WHAT YOU ARE ASKED TO DO:
Keep the pictures out of the copy and repeat the records exactly.

Stored data entries
:::::
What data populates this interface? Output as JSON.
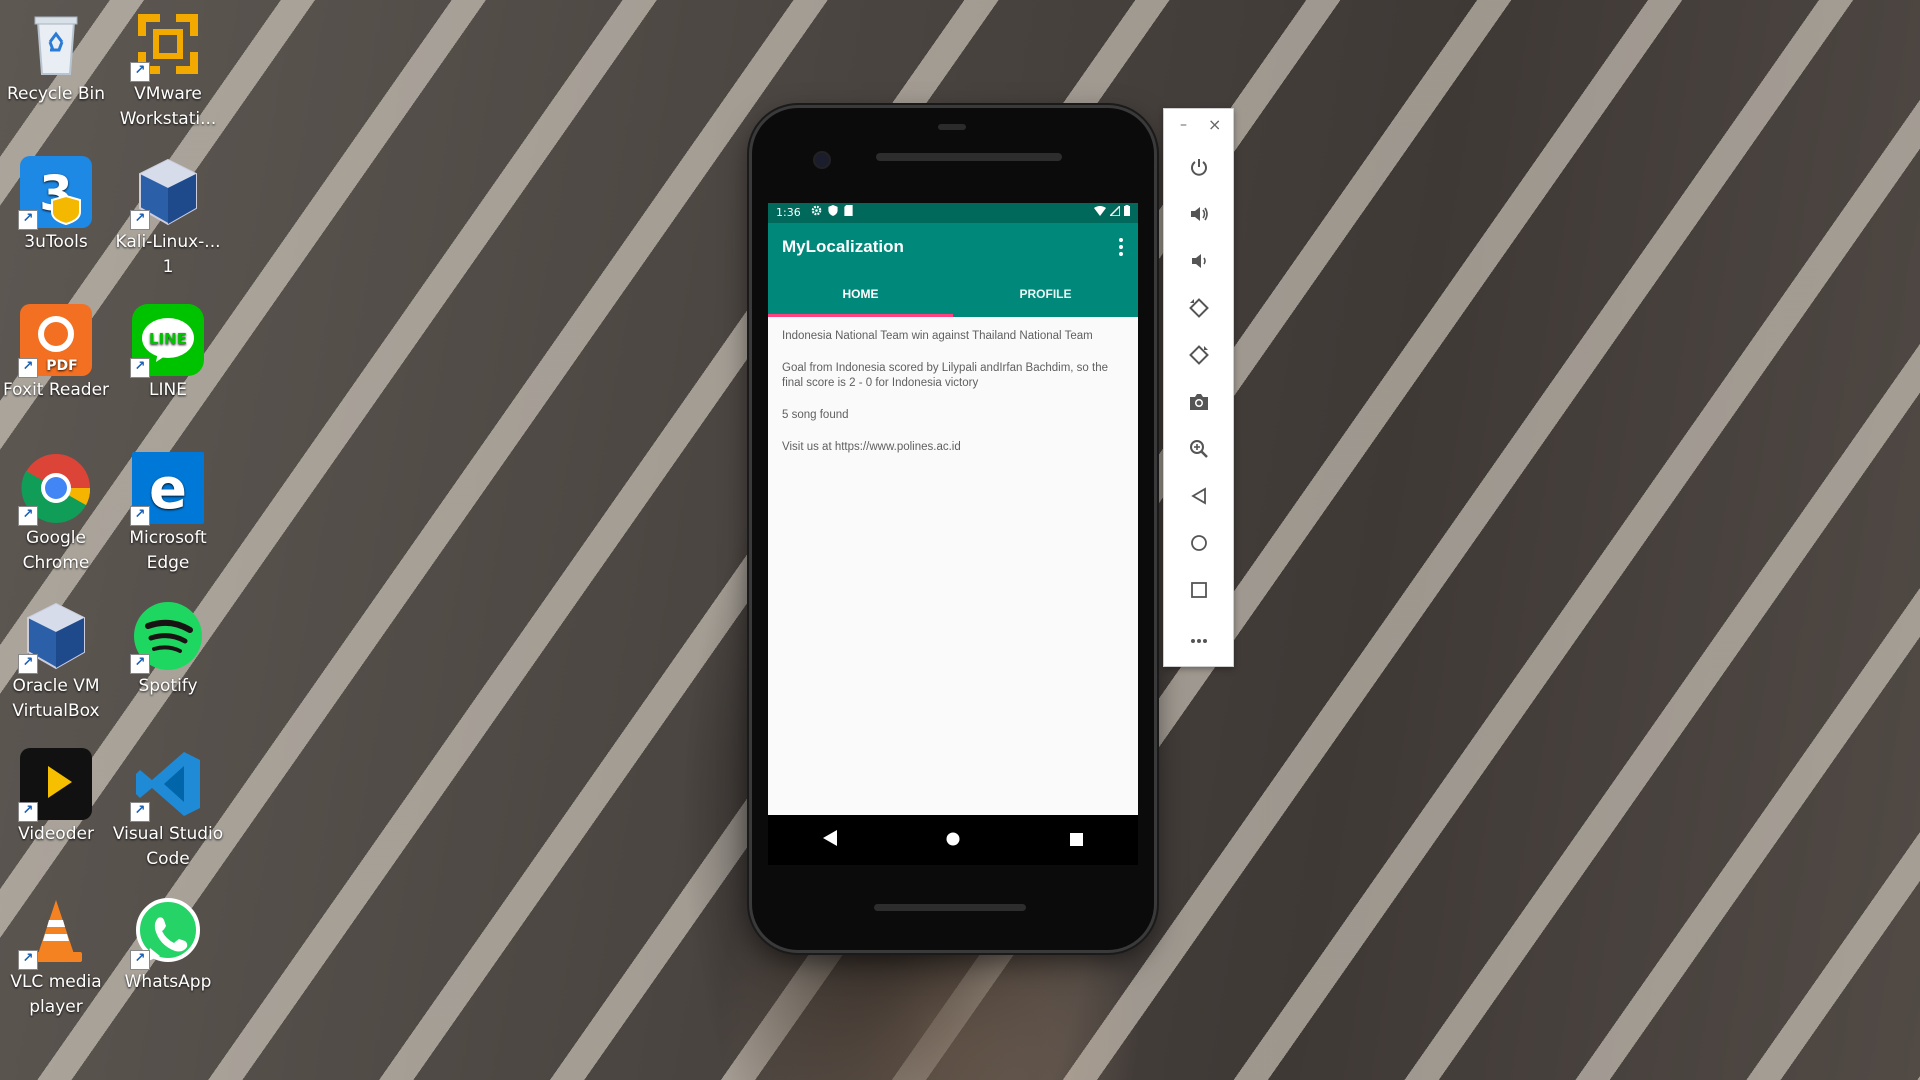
{
  "desktop": {
    "icons": [
      {
        "name": "recycle-bin-icon",
        "label": "Recycle Bin"
      },
      {
        "name": "vmware-workstation-icon",
        "label": "VMware Workstati..."
      },
      {
        "name": "3utools-icon",
        "label": "3uTools"
      },
      {
        "name": "kali-linux-icon",
        "label": "Kali-Linux-... 1"
      },
      {
        "name": "foxit-reader-icon",
        "label": "Foxit Reader"
      },
      {
        "name": "line-icon",
        "label": "LINE"
      },
      {
        "name": "google-chrome-icon",
        "label": "Google Chrome"
      },
      {
        "name": "microsoft-edge-icon",
        "label": "Microsoft Edge"
      },
      {
        "name": "oracle-virtualbox-icon",
        "label": "Oracle VM VirtualBox"
      },
      {
        "name": "spotify-icon",
        "label": "Spotify"
      },
      {
        "name": "videoder-icon",
        "label": "Videoder"
      },
      {
        "name": "vscode-icon",
        "label": "Visual Studio Code"
      },
      {
        "name": "vlc-icon",
        "label": "VLC media player"
      },
      {
        "name": "whatsapp-icon",
        "label": "WhatsApp"
      }
    ]
  },
  "phone": {
    "status_bar": {
      "time": "1:36"
    },
    "app_bar": {
      "title": "MyLocalization"
    },
    "tabs": [
      {
        "label": "HOME",
        "active": true
      },
      {
        "label": "PROFILE",
        "active": false
      }
    ],
    "content": [
      "Indonesia National Team win against Thailand National Team",
      "Goal from Indonesia scored by Lilypali andIrfan Bachdim, so the final score is 2 - 0 for Indonesia victory",
      "5 song found",
      "Visit us at https://www.polines.ac.id"
    ]
  },
  "emulator_toolbar": {
    "minimize": "–",
    "close": "×",
    "buttons": [
      "power-icon",
      "volume-up-icon",
      "volume-down-icon",
      "rotate-left-icon",
      "rotate-right-icon",
      "camera-icon",
      "zoom-icon",
      "back-icon",
      "home-icon",
      "overview-icon",
      "more-icon"
    ]
  },
  "colors": {
    "primary": "#00897b",
    "primary_dark": "#00695c",
    "accent": "#ff4081"
  }
}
:::::
FULL SOLUTION:
What data populates this interface? Output as JSON.
{
  "desktop": {
    "icons": [
      {
        "name": "recycle-bin-icon",
        "label": "Recycle Bin"
      },
      {
        "name": "vmware-workstation-icon",
        "label": "VMware Workstati..."
      },
      {
        "name": "3utools-icon",
        "label": "3uTools"
      },
      {
        "name": "kali-linux-icon",
        "label": "Kali-Linux-... 1"
      },
      {
        "name": "foxit-reader-icon",
        "label": "Foxit Reader"
      },
      {
        "name": "line-icon",
        "label": "LINE"
      },
      {
        "name": "google-chrome-icon",
        "label": "Google Chrome"
      },
      {
        "name": "microsoft-edge-icon",
        "label": "Microsoft Edge"
      },
      {
        "name": "oracle-virtualbox-icon",
        "label": "Oracle VM VirtualBox"
      },
      {
        "name": "spotify-icon",
        "label": "Spotify"
      },
      {
        "name": "videoder-icon",
        "label": "Videoder"
      },
      {
        "name": "vscode-icon",
        "label": "Visual Studio Code"
      },
      {
        "name": "vlc-icon",
        "label": "VLC media player"
      },
      {
        "name": "whatsapp-icon",
        "label": "WhatsApp"
      }
    ]
  },
  "phone": {
    "status_bar": {
      "time": "1:36"
    },
    "app_bar": {
      "title": "MyLocalization"
    },
    "tabs": [
      {
        "label": "HOME",
        "active": true
      },
      {
        "label": "PROFILE",
        "active": false
      }
    ],
    "content": [
      "Indonesia National Team win against Thailand National Team",
      "Goal from Indonesia scored by Lilypali andIrfan Bachdim, so the final score is 2 - 0 for Indonesia victory",
      "5 song found",
      "Visit us at https://www.polines.ac.id"
    ]
  },
  "emulator_toolbar": {
    "minimize": "–",
    "close": "×",
    "buttons": [
      "power-icon",
      "volume-up-icon",
      "volume-down-icon",
      "rotate-left-icon",
      "rotate-right-icon",
      "camera-icon",
      "zoom-icon",
      "back-icon",
      "home-icon",
      "overview-icon",
      "more-icon"
    ]
  },
  "colors": {
    "primary": "#00897b",
    "primary_dark": "#00695c",
    "accent": "#ff4081"
  }
}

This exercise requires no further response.